**Task statement**
Copy every one of the entries below word for word, leaving out the pictures.

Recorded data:

***

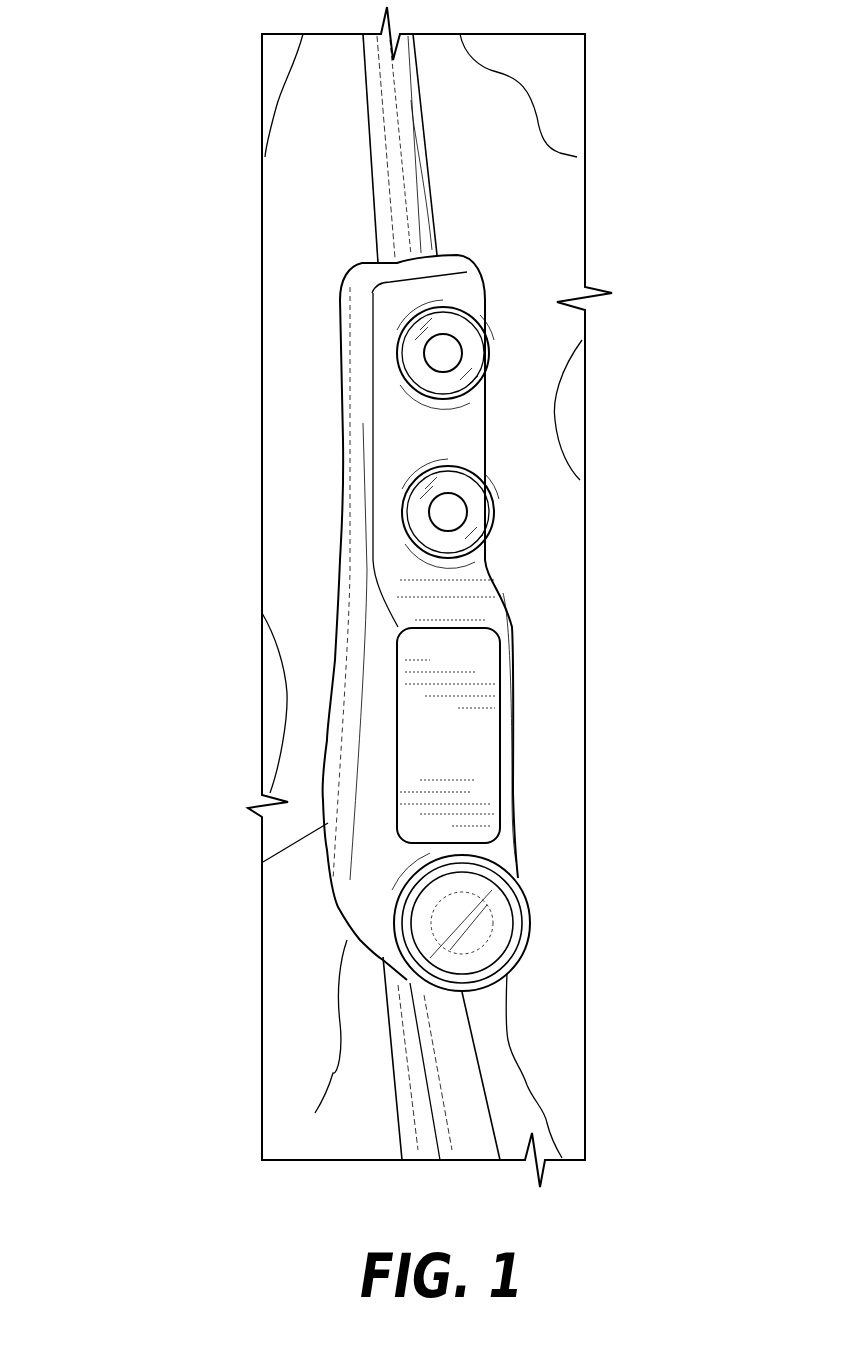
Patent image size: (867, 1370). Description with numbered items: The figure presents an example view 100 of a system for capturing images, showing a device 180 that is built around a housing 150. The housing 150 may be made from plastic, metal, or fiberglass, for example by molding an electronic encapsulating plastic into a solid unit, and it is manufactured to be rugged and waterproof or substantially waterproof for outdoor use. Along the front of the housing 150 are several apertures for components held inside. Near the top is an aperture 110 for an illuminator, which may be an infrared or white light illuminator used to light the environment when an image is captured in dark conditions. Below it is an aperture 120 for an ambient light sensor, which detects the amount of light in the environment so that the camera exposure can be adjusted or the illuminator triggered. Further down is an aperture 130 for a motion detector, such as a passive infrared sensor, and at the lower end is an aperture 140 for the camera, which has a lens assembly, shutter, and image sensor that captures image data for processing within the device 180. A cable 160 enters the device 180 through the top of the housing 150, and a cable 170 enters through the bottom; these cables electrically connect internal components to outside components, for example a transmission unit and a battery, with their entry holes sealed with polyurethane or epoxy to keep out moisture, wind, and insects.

The view 100 is at (83, 90).
The aperture for an illuminator 110 is at (493, 352).
The aperture for an ambient light sensor 120 is at (498, 508).
The aperture for a motion detector 130 is at (500, 725).
The aperture for a camera 140 is at (528, 908).
The housing 150 is at (360, 660).
The cable 160 is at (403, 155).
The cable 170 is at (455, 1060).
The device 180 is at (342, 488).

***

**Output for this task**
Patent image size: (867, 1370). Description with numbered items: The figure presents an example view 100 of a system for capturing images, showing a device 180 that is built around a housing 150. The housing 150 may be made from plastic, metal, or fiberglass, for example by molding an electronic encapsulating plastic into a solid unit, and it is manufactured to be rugged and waterproof or substantially waterproof for outdoor use. Along the front of the housing 150 are several apertures for components held inside. Near the top is an aperture 110 for an illuminator, which may be an infrared or white light illuminator used to light the environment when an image is captured in dark conditions. Below it is an aperture 120 for an ambient light sensor, which detects the amount of light in the environment so that the camera exposure can be adjusted or the illuminator triggered. Further down is an aperture 130 for a motion detector, such as a passive infrared sensor, and at the lower end is an aperture 140 for the camera, which has a lens assembly, shutter, and image sensor that captures image data for processing within the device 180. A cable 160 enters the device 180 through the top of the housing 150, and a cable 170 enters through the bottom; these cables electrically connect internal components to outside components, for example a transmission unit and a battery, with their entry holes sealed with polyurethane or epoxy to keep out moisture, wind, and insects.

The view 100 is at (83, 90).
The aperture for an illuminator 110 is at (493, 352).
The aperture for an ambient light sensor 120 is at (498, 508).
The aperture for a motion detector 130 is at (500, 725).
The aperture for a camera 140 is at (528, 908).
The housing 150 is at (360, 660).
The cable 160 is at (403, 155).
The cable 170 is at (455, 1060).
The device 180 is at (342, 488).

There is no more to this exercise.